Saved entries
::::::

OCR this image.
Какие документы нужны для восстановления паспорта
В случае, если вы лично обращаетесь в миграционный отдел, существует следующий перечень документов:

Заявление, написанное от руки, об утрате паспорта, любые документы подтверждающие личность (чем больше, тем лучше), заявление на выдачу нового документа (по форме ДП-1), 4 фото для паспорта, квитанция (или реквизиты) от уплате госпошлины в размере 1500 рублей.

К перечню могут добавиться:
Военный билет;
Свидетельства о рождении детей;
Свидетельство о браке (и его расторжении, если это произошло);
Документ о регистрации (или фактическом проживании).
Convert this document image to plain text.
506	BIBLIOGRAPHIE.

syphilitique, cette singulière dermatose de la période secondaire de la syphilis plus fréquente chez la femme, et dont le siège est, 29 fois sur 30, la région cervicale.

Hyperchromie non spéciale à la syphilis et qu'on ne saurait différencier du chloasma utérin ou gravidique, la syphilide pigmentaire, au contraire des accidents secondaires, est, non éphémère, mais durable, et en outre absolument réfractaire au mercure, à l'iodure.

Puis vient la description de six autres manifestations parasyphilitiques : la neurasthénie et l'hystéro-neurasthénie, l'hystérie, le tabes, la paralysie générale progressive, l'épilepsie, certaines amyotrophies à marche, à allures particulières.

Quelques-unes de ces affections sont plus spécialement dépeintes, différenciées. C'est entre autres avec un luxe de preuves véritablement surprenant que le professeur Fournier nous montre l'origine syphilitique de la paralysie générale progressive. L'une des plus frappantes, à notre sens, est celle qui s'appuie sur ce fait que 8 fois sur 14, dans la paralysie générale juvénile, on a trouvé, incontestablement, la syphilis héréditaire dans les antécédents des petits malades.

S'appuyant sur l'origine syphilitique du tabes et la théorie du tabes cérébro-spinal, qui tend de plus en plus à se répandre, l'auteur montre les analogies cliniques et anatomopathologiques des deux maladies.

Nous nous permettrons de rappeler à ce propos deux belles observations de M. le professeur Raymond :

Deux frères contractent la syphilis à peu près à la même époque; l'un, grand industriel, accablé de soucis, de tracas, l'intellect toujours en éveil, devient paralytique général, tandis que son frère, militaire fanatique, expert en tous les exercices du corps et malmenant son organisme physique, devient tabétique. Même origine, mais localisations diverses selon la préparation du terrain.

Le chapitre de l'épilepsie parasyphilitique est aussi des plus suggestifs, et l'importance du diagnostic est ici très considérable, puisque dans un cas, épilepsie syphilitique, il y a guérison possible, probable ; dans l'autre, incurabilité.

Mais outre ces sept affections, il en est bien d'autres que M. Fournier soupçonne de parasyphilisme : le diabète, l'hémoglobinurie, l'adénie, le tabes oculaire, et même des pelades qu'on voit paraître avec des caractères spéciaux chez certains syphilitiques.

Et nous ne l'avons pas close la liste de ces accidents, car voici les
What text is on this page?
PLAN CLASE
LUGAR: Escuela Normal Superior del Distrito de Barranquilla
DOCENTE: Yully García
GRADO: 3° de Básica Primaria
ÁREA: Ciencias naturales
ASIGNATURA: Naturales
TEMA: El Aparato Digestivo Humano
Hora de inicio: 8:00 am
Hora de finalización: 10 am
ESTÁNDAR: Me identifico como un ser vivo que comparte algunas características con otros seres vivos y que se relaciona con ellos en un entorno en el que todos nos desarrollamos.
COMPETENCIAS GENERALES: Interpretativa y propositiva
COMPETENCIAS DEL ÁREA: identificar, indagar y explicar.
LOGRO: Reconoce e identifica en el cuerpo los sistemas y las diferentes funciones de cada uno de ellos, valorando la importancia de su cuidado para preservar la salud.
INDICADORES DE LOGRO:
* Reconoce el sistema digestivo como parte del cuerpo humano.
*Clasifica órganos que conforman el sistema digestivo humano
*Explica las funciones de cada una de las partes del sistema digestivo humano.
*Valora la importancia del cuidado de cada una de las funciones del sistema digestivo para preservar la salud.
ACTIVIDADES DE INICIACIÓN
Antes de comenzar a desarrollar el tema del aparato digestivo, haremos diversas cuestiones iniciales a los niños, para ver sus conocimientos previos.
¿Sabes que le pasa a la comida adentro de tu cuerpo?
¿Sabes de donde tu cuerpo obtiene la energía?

::::::

**Your objective:** Restate the listing above word for word.

**Solution to this exercise:**
OCR this image.
Какие документы нужны для восстановления паспорта
В случае, если вы лично обращаетесь в миграционный отдел, существует следующий перечень документов:

Заявление, написанное от руки, об утрате паспорта, любые документы подтверждающие личность (чем больше, тем лучше), заявление на выдачу нового документа (по форме ДП-1), 4 фото для паспорта, квитанция (или реквизиты) от уплате госпошлины в размере 1500 рублей.

К перечню могут добавиться:
Военный билет;
Свидетельства о рождении детей;
Свидетельство о браке (и его расторжении, если это произошло);
Документ о регистрации (или фактическом проживании).
Convert this document image to plain text.
506	BIBLIOGRAPHIE.

syphilitique, cette singulière dermatose de la période secondaire de la syphilis plus fréquente chez la femme, et dont le siège est, 29 fois sur 30, la région cervicale.

Hyperchromie non spéciale à la syphilis et qu'on ne saurait différencier du chloasma utérin ou gravidique, la syphilide pigmentaire, au contraire des accidents secondaires, est, non éphémère, mais durable, et en outre absolument réfractaire au mercure, à l'iodure.

Puis vient la description de six autres manifestations parasyphilitiques : la neurasthénie et l'hystéro-neurasthénie, l'hystérie, le tabes, la paralysie générale progressive, l'épilepsie, certaines amyotrophies à marche, à allures particulières.

Quelques-unes de ces affections sont plus spécialement dépeintes, différenciées. C'est entre autres avec un luxe de preuves véritablement surprenant que le professeur Fournier nous montre l'origine syphilitique de la paralysie générale progressive. L'une des plus frappantes, à notre sens, est celle qui s'appuie sur ce fait que 8 fois sur 14, dans la paralysie générale juvénile, on a trouvé, incontestablement, la syphilis héréditaire dans les antécédents des petits malades.

S'appuyant sur l'origine syphilitique du tabes et la théorie du tabes cérébro-spinal, qui tend de plus en plus à se répandre, l'auteur montre les analogies cliniques et anatomopathologiques des deux maladies.

Nous nous permettrons de rappeler à ce propos deux belles observations de M. le professeur Raymond :

Deux frères contractent la syphilis à peu près à la même époque; l'un, grand industriel, accablé de soucis, de tracas, l'intellect toujours en éveil, devient paralytique général, tandis que son frère, militaire fanatique, expert en tous les exercices du corps et malmenant son organisme physique, devient tabétique. Même origine, mais localisations diverses selon la préparation du terrain.

Le chapitre de l'épilepsie parasyphilitique est aussi des plus suggestifs, et l'importance du diagnostic est ici très considérable, puisque dans un cas, épilepsie syphilitique, il y a guérison possible, probable ; dans l'autre, incurabilité.

Mais outre ces sept affections, il en est bien d'autres que M. Fournier soupçonne de parasyphilisme : le diabète, l'hémoglobinurie, l'adénie, le tabes oculaire, et même des pelades qu'on voit paraître avec des caractères spéciaux chez certains syphilitiques.

Et nous ne l'avons pas close la liste de ces accidents, car voici les
What text is on this page?
PLAN CLASE
LUGAR: Escuela Normal Superior del Distrito de Barranquilla
DOCENTE: Yully García
GRADO: 3° de Básica Primaria
ÁREA: Ciencias naturales
ASIGNATURA: Naturales
TEMA: El Aparato Digestivo Humano
Hora de inicio: 8:00 am
Hora de finalización: 10 am
ESTÁNDAR: Me identifico como un ser vivo que comparte algunas características con otros seres vivos y que se relaciona con ellos en un entorno en el que todos nos desarrollamos.
COMPETENCIAS GENERALES: Interpretativa y propositiva
COMPETENCIAS DEL ÁREA: identificar, indagar y explicar.
LOGRO: Reconoce e identifica en el cuerpo los sistemas y las diferentes funciones de cada uno de ellos, valorando la importancia de su cuidado para preservar la salud.
INDICADORES DE LOGRO:
* Reconoce el sistema digestivo como parte del cuerpo humano.
*Clasifica órganos que conforman el sistema digestivo humano
*Explica las funciones de cada una de las partes del sistema digestivo humano.
*Valora la importancia del cuidado de cada una de las funciones del sistema digestivo para preservar la salud.
ACTIVIDADES DE INICIACIÓN
Antes de comenzar a desarrollar el tema del aparato digestivo, haremos diversas cuestiones iniciales a los niños, para ver sus conocimientos previos.
¿Sabes que le pasa a la comida adentro de tu cuerpo?
¿Sabes de donde tu cuerpo obtiene la energía?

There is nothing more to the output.